> Stated exercise a
Using the SOP setup guide below, list every data operation that the guide says must happen inside a transaction.

> Excerpt to read
┄┄┄┄┄┄┄┄┄┄┄┄┄┄┄┄┄┄┄┄
Redis: Required for caching and transaction coordination (especially in Clustered mode). Note: Redis is NOT used for data storage, just for coordination & to offer built-in caching.
Storage: Local disk or shared network drive space (supports multiple drives/folders).
OS: macOS, Linux, or Windows.
- Architectures: x64 (AMD64/Intel64) and ARM64 (Apple Silicon/Linux aarch64).
.NET SDK: .NET 10.0 or later.

Installation

Build the Go Bridge: From the repository root:

go build -buildmode=c-shared -o bindings/csharp/Sop.CLI/bin/Debug/net10.0/libjsondb.dylib ./bindings/main/...
# Note: Adjust the output path and extension (.so for Linux, .dll for Windows) as needed.

Add Reference: Add the Sop project to your solution or reference the compiled assembly.
Native Library: Ensure the compiled libjsondb (dylib/so/dll) is in your application’s output directory (e.g., bin/Debug/net10.0/).

Quick Start Guide

SOP uses a unified Database object to manage all types of stores. All operations are performed within a Transaction.

1. Initialize Database & Context

First, create a Context and open a Database connection.

using Sop;
using System.Collections.Generic;

// Initialize Context
using var ctx = new Context();

// Open Database (Standalone Mode)
var dbOpts = new DatabaseOptions 
{ 
    StoresFolders = new List<string> { "./sop_data" },
    Type = (int)DatabaseType.Standalone
};

var db = new Database(dbOpts);

2. Start a Transaction

All data operations (Create, Read, Update, Delete) must happen within a transaction.

// Begin a transaction
var trans = db.BeginTransaction(ctx);
try
{
    // --- 3. Vector Store (AI) ---
    // Open a Vector Store named "products"
    var vectorStore = db.OpenVectorStore(ctx, "products", trans);
    
    // Upsert a Vector Item
    vectorStore.Upsert(new VectorItem 
    { 
        Id = "prod_101", 
        Vector = new float[] { 0.1f, 0.5f, 0.9f },
        Payload = new Dictionary<string, object> { { "name", "Laptop" }, { "price", 999 } }
    });

    // --- 4. Model Store (AI) ---
    // Open a Model Store named "classifiers"
    var modelStore = db.OpenModelStore(ctx, "classifiers", trans);
    
    // Save a Model (any serializable object)
┄┄┄┄┄┄┄┄┄┄┄┄┄┄┄┄┄┄┄┄
> Dataset entries

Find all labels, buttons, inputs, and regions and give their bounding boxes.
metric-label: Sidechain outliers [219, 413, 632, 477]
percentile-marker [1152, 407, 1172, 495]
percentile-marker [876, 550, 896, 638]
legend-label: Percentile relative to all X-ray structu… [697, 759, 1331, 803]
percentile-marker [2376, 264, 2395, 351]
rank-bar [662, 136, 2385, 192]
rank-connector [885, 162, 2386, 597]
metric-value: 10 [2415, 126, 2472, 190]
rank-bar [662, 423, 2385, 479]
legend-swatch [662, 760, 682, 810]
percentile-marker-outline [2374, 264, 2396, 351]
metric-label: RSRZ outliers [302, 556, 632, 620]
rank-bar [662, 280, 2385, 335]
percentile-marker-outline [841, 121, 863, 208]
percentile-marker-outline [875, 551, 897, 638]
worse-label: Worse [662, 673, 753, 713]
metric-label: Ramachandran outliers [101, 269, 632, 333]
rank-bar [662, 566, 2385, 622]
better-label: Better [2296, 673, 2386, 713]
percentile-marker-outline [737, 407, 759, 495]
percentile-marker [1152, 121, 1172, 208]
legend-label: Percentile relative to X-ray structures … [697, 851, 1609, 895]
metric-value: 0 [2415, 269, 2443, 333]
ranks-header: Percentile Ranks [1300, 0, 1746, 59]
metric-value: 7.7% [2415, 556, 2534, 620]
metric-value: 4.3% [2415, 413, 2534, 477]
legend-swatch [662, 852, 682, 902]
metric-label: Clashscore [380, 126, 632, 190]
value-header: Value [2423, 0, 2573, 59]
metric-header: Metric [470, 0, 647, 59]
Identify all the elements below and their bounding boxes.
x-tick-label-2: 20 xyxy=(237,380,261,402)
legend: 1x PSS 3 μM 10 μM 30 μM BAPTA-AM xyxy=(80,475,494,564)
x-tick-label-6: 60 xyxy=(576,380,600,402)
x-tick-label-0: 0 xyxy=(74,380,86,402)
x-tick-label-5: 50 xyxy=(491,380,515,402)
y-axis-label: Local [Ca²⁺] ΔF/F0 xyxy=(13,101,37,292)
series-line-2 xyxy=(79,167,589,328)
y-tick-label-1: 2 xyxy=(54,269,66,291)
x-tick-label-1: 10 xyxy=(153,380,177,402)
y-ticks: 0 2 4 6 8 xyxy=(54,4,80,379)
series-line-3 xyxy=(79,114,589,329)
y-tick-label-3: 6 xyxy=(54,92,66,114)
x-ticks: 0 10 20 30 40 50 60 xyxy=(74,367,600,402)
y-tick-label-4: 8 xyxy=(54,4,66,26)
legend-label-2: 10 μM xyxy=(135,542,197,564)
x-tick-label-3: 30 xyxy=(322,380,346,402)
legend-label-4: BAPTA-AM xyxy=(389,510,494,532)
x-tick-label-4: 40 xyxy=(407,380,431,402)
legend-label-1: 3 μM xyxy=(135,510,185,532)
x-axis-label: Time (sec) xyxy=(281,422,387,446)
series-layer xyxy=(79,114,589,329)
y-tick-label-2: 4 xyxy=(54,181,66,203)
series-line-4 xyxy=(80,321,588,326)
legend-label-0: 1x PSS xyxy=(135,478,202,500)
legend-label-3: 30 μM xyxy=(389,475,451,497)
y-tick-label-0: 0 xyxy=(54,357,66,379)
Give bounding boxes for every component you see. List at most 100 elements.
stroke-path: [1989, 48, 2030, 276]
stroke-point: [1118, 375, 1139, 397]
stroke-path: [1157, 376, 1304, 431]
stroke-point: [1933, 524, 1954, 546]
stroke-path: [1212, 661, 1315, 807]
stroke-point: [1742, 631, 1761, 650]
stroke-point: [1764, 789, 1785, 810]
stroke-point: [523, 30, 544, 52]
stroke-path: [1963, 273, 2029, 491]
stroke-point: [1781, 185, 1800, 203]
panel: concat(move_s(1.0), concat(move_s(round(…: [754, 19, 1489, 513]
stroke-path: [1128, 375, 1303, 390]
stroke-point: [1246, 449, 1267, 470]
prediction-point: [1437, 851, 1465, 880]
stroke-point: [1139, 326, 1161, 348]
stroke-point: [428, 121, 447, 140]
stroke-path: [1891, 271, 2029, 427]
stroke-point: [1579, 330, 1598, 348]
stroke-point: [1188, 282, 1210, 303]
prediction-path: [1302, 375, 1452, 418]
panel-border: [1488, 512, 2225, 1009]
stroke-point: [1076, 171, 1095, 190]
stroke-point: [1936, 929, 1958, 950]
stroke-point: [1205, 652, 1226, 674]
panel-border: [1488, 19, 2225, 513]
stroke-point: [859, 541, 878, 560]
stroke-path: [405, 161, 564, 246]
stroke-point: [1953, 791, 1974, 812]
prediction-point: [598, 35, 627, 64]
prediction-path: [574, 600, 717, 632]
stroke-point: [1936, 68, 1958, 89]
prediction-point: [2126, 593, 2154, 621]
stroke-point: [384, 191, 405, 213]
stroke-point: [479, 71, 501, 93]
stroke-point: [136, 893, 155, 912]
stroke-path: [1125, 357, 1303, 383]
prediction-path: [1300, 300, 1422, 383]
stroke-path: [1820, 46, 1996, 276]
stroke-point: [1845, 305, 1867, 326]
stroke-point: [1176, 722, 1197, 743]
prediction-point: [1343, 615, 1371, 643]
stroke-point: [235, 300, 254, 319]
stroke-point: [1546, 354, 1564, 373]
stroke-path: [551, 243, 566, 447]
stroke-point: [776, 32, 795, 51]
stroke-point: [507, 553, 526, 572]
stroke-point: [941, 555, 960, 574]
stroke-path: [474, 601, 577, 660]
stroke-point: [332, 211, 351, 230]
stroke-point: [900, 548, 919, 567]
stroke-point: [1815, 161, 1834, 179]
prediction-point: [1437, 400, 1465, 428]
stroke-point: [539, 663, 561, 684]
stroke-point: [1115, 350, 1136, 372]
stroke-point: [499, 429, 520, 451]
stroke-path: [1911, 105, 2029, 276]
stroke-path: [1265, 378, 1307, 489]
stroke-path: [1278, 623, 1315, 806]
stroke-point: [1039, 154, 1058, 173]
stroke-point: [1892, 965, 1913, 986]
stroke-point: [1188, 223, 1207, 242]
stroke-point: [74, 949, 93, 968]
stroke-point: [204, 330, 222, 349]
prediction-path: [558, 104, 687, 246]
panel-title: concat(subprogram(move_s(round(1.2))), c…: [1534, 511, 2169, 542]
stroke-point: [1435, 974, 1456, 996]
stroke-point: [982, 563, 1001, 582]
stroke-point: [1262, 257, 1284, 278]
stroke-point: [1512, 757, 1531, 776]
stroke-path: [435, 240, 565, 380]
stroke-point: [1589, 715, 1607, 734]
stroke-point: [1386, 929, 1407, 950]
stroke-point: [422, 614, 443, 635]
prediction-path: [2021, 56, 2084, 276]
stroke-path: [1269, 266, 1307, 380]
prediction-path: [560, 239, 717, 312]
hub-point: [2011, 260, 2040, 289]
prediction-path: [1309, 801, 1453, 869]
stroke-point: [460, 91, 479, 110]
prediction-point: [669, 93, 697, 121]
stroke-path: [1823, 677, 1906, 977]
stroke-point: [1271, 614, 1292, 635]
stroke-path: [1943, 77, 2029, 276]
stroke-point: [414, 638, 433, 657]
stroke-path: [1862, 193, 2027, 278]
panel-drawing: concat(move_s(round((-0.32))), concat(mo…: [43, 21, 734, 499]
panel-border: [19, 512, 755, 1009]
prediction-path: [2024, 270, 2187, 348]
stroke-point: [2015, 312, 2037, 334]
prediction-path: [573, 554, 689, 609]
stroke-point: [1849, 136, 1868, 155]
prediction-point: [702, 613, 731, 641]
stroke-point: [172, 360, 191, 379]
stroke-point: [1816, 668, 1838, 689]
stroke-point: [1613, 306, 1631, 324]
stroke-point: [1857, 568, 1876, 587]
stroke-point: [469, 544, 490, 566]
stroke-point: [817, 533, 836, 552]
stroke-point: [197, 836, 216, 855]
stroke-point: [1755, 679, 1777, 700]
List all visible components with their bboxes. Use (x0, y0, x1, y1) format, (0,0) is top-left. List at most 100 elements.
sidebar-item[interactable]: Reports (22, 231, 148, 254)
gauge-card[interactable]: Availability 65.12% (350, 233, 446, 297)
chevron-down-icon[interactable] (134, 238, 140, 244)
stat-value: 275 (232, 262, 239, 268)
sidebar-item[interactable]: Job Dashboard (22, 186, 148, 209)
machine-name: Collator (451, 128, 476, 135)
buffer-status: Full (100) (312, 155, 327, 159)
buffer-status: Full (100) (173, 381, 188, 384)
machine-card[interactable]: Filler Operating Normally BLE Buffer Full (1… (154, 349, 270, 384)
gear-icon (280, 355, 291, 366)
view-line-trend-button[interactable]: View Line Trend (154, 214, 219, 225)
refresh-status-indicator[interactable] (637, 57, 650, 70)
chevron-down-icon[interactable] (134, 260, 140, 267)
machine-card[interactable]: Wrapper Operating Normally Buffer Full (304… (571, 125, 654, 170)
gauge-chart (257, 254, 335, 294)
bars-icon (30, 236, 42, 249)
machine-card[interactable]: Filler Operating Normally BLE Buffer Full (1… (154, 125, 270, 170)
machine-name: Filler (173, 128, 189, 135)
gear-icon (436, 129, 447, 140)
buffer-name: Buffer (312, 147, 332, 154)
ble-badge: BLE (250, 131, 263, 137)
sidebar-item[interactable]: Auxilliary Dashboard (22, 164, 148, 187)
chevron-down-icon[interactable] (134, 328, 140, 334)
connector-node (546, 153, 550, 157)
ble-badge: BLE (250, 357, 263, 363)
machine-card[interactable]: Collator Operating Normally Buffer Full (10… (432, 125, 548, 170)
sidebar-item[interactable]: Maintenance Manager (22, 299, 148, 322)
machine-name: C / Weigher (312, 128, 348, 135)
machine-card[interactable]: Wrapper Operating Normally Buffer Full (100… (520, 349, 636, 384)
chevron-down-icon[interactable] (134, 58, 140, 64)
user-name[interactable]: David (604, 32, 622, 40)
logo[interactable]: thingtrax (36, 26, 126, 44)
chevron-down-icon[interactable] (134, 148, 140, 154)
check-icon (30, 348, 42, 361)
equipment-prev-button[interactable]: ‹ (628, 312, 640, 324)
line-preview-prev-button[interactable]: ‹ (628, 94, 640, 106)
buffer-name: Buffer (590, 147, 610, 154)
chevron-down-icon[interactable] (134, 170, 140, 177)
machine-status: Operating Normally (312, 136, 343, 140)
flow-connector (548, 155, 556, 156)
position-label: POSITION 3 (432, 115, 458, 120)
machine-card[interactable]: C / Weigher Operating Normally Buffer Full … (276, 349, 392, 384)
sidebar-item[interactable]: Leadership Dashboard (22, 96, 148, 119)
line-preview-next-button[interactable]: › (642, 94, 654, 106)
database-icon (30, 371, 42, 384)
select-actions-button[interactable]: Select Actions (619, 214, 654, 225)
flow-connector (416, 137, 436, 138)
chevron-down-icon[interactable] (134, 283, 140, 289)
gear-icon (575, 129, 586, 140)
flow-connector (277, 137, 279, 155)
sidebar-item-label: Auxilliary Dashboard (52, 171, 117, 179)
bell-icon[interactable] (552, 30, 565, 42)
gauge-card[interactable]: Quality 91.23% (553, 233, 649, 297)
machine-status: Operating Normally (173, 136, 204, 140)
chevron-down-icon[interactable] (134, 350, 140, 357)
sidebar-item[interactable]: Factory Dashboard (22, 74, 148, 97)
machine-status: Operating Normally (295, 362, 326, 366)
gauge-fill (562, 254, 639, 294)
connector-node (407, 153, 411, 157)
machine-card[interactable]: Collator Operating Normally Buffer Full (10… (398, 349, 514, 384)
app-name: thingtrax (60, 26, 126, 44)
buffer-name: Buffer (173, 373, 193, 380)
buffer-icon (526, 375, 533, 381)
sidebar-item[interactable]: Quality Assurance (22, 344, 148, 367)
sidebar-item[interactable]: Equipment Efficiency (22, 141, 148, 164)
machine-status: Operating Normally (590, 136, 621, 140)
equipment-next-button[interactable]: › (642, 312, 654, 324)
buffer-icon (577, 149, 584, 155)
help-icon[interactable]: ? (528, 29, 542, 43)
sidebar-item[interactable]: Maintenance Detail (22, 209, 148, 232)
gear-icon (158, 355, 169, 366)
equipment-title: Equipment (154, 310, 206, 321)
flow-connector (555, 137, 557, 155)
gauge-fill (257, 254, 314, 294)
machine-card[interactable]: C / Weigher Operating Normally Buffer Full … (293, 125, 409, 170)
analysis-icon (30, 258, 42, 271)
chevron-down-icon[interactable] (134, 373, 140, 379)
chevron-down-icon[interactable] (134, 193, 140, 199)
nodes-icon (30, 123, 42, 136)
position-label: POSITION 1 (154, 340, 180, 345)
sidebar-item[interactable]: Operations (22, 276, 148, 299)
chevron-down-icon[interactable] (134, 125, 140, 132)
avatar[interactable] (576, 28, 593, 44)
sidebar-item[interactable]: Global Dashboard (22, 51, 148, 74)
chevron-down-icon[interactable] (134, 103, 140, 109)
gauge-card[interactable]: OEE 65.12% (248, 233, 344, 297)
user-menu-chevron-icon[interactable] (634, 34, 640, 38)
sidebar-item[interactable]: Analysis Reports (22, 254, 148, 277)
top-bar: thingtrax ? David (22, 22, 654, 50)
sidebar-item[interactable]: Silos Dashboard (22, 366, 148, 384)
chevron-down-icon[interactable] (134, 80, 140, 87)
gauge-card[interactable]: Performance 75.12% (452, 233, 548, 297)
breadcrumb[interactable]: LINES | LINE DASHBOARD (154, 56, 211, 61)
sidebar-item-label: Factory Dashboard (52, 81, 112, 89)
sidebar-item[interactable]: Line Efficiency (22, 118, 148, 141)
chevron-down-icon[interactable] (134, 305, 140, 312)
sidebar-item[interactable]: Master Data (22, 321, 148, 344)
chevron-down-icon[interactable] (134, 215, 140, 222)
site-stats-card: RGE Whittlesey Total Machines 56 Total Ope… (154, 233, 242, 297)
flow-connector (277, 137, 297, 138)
┄┄┄┄┄┄┄┄┄┄┄┄┄┄┄┄┄┄┄┄
> Stated exercise b
Count the lines of the listing above that contain the string "gear". Case counts. Reply with the number only.

> Full solution a
Create, Read, Update, Delete

> Full solution b
4